- **Work required**:
Please reproduce the data from the line with "clock-label: 5min bbox=[301, 916, 359, 943]" to the line with "step-5-section bbox=[433, 783, 1471, 934]", including both of those lines. Keep every character unchanged.

- **Data supplied**:
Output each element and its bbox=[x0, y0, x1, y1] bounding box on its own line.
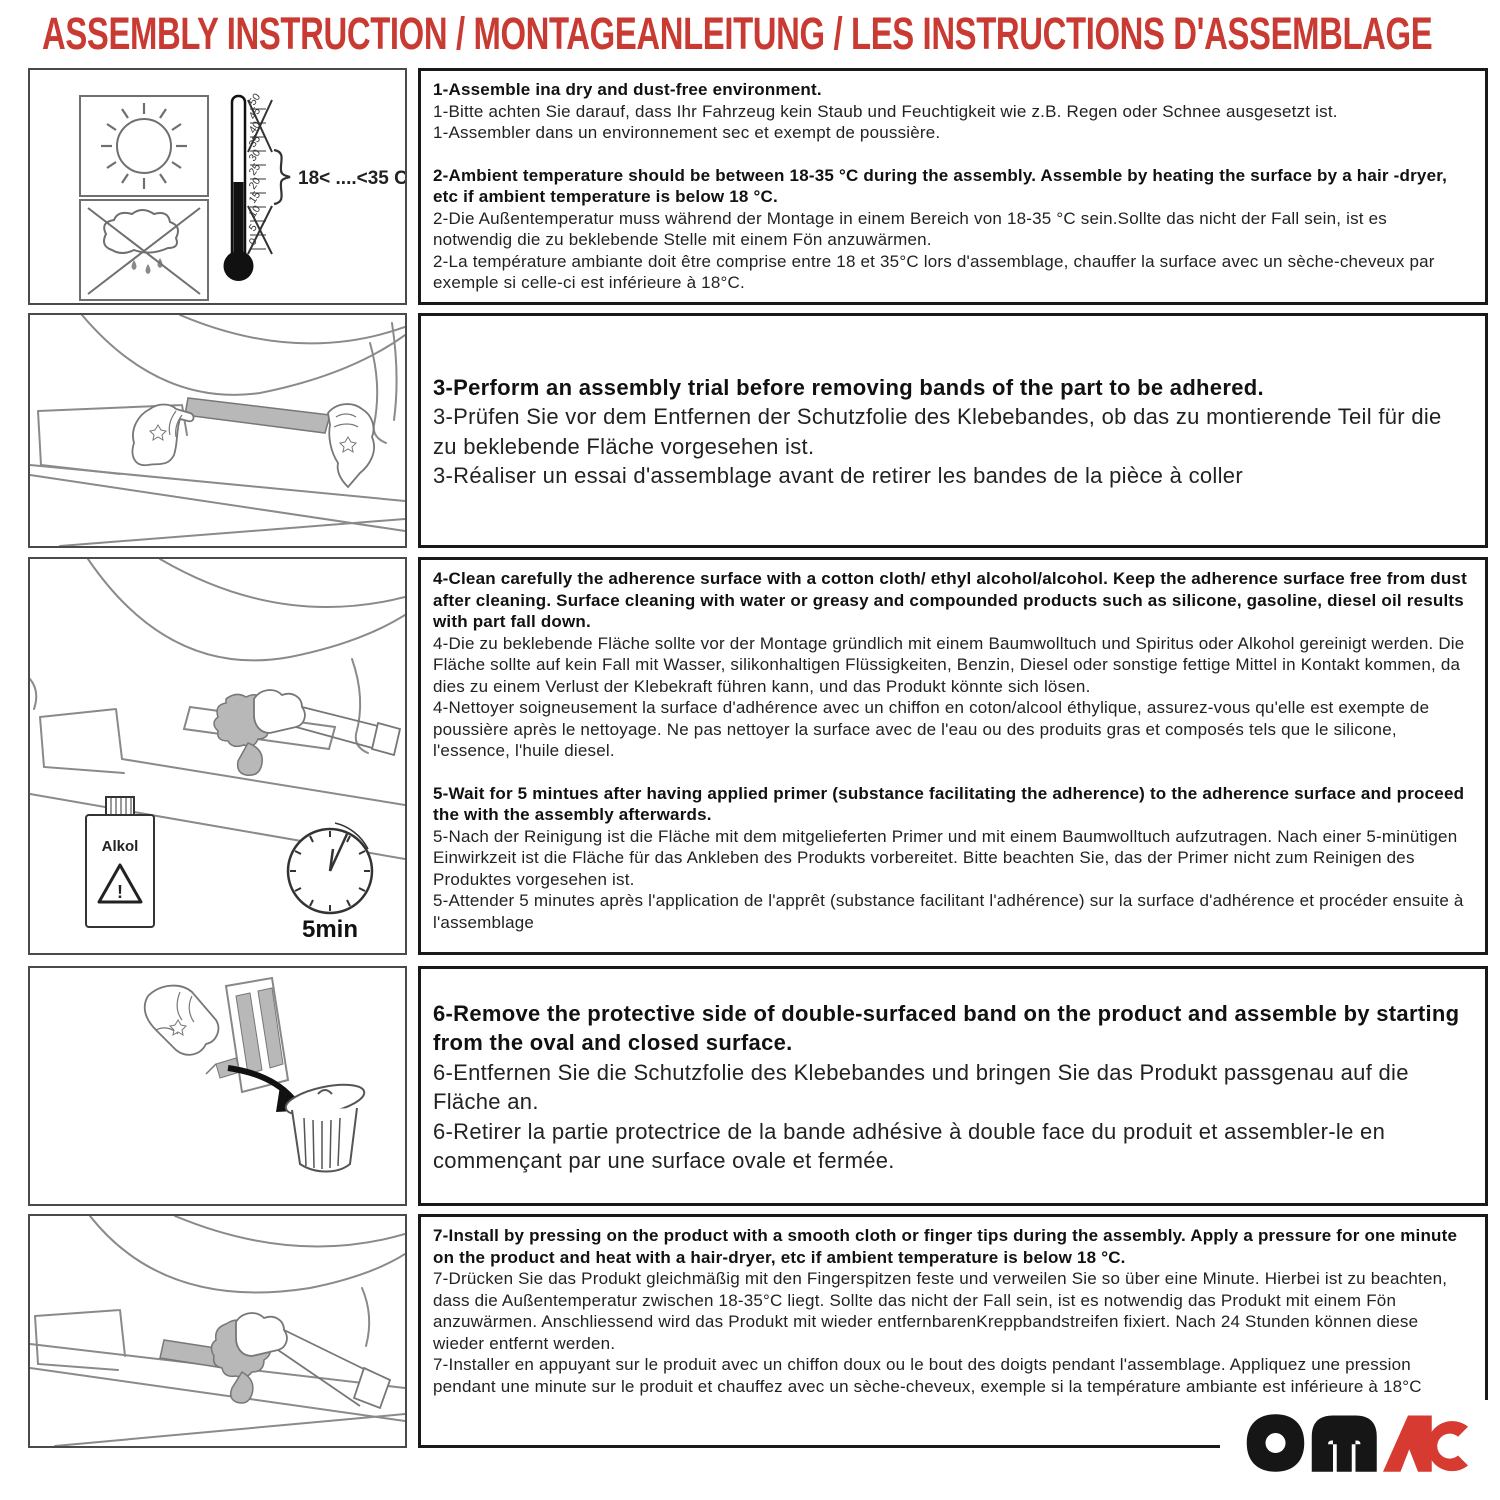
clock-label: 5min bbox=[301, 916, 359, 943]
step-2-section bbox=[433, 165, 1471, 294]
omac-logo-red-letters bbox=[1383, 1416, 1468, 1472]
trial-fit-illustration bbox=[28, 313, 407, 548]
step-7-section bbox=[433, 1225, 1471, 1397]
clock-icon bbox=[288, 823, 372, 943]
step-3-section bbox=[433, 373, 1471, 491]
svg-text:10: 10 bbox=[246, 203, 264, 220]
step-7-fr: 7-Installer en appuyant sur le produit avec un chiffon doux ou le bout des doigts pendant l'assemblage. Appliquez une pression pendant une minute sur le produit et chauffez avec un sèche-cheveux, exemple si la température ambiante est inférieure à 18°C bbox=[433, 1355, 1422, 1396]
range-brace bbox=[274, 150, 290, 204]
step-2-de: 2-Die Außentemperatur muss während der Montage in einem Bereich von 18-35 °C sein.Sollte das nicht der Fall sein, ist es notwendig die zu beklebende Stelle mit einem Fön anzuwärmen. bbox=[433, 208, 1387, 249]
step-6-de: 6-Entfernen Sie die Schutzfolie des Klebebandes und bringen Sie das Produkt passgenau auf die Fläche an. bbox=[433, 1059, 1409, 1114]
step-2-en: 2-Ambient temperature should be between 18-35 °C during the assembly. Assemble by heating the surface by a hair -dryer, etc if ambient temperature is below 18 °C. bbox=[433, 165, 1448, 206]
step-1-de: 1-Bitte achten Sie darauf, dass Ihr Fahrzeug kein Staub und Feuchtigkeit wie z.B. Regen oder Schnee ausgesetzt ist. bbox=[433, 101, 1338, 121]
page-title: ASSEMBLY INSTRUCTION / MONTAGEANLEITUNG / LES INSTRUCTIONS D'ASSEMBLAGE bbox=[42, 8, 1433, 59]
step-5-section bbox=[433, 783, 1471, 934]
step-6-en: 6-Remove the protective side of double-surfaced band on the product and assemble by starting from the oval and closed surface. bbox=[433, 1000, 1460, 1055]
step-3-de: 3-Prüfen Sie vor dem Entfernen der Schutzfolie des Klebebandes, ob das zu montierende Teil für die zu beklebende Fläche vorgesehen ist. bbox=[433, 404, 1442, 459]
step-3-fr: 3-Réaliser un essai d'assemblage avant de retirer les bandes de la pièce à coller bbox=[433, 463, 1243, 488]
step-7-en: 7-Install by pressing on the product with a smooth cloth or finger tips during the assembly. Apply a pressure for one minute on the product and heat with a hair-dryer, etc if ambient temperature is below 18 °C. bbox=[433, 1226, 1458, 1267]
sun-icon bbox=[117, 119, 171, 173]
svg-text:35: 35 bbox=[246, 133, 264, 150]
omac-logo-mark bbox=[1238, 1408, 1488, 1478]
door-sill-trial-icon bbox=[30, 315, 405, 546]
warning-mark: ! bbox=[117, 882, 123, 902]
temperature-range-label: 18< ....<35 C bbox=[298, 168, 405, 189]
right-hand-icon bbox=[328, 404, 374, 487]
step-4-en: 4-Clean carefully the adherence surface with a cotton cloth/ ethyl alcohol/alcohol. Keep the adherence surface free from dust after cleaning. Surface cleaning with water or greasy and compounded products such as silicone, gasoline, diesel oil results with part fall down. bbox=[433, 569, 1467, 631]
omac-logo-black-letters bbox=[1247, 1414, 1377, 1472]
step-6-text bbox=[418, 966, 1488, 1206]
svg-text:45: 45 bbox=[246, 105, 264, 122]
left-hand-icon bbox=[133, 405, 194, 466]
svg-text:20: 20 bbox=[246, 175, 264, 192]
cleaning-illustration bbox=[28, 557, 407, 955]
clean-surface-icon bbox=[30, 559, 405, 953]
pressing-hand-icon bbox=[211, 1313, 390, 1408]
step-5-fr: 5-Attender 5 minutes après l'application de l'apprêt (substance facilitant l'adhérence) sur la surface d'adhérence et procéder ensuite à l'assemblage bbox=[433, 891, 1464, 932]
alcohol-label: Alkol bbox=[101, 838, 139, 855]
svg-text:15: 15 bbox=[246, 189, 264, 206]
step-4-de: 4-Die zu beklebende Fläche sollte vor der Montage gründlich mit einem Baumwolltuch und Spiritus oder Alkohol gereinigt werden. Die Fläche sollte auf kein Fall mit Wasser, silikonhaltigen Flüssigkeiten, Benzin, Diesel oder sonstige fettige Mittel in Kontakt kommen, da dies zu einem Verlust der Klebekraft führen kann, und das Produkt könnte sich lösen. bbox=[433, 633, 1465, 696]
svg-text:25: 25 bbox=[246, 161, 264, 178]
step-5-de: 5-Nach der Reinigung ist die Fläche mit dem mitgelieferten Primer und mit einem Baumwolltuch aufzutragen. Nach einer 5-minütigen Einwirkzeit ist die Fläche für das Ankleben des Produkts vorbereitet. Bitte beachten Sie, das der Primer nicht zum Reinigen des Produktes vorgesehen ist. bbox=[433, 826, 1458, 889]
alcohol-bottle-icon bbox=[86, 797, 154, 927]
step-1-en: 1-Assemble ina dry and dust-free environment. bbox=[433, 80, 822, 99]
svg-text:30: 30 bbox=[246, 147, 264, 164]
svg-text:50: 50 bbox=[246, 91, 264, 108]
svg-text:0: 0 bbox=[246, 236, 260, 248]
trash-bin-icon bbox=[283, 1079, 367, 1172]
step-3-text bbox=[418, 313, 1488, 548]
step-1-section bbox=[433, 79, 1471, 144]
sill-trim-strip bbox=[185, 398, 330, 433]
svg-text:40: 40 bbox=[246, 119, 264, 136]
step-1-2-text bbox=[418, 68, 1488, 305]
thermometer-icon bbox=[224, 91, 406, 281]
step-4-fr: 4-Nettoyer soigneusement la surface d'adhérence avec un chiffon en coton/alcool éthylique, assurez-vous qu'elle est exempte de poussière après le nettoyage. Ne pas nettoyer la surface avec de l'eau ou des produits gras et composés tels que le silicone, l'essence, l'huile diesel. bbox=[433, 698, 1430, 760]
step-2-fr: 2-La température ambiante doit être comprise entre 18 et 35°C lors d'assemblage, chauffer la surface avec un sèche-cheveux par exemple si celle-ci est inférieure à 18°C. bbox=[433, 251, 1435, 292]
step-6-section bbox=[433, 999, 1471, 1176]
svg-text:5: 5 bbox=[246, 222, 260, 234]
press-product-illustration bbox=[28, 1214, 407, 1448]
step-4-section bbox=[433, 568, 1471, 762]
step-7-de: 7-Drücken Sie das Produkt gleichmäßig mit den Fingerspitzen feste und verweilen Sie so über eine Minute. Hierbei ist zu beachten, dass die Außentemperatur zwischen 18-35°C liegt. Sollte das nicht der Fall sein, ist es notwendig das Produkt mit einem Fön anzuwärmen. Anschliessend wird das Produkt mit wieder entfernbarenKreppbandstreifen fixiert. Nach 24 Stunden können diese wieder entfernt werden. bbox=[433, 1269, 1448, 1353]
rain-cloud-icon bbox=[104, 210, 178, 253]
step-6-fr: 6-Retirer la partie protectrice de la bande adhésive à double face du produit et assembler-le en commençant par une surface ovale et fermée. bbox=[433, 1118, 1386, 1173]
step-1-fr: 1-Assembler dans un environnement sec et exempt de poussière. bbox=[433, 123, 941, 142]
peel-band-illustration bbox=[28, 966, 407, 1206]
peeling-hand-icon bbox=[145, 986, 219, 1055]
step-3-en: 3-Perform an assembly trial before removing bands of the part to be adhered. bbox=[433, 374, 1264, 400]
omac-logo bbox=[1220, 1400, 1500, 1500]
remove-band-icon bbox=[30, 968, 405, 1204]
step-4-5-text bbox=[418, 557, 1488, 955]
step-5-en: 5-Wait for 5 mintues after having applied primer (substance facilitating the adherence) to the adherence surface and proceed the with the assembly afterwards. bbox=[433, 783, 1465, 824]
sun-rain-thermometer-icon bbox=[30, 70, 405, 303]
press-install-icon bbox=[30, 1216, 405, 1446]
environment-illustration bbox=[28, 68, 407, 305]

- **Result below**:
clock-label: 5min bbox=[301, 916, 359, 943]
step-2-section bbox=[433, 165, 1471, 294]
omac-logo-red-letters bbox=[1383, 1416, 1468, 1472]
trial-fit-illustration bbox=[28, 313, 407, 548]
step-7-section bbox=[433, 1225, 1471, 1397]
clock-icon bbox=[288, 823, 372, 943]
step-3-section bbox=[433, 373, 1471, 491]
svg-text:10: 10 bbox=[246, 203, 264, 220]
step-7-fr: 7-Installer en appuyant sur le produit avec un chiffon doux ou le bout des doigts pendant l'assemblage. Appliquez une pression pendant une minute sur le produit et chauffez avec un sèche-cheveux, exemple si la température ambiante est inférieure à 18°C bbox=[433, 1355, 1422, 1396]
range-brace bbox=[274, 150, 290, 204]
step-2-de: 2-Die Außentemperatur muss während der Montage in einem Bereich von 18-35 °C sein.Sollte das nicht der Fall sein, ist es notwendig die zu beklebende Stelle mit einem Fön anzuwärmen. bbox=[433, 208, 1387, 249]
step-6-de: 6-Entfernen Sie die Schutzfolie des Klebebandes und bringen Sie das Produkt passgenau auf die Fläche an. bbox=[433, 1059, 1409, 1114]
step-2-en: 2-Ambient temperature should be between 18-35 °C during the assembly. Assemble by heating the surface by a hair -dryer, etc if ambient temperature is below 18 °C. bbox=[433, 165, 1448, 206]
step-1-de: 1-Bitte achten Sie darauf, dass Ihr Fahrzeug kein Staub und Feuchtigkeit wie z.B. Regen oder Schnee ausgesetzt ist. bbox=[433, 101, 1338, 121]
page-title: ASSEMBLY INSTRUCTION / MONTAGEANLEITUNG / LES INSTRUCTIONS D'ASSEMBLAGE bbox=[42, 8, 1433, 59]
step-5-section bbox=[433, 783, 1471, 934]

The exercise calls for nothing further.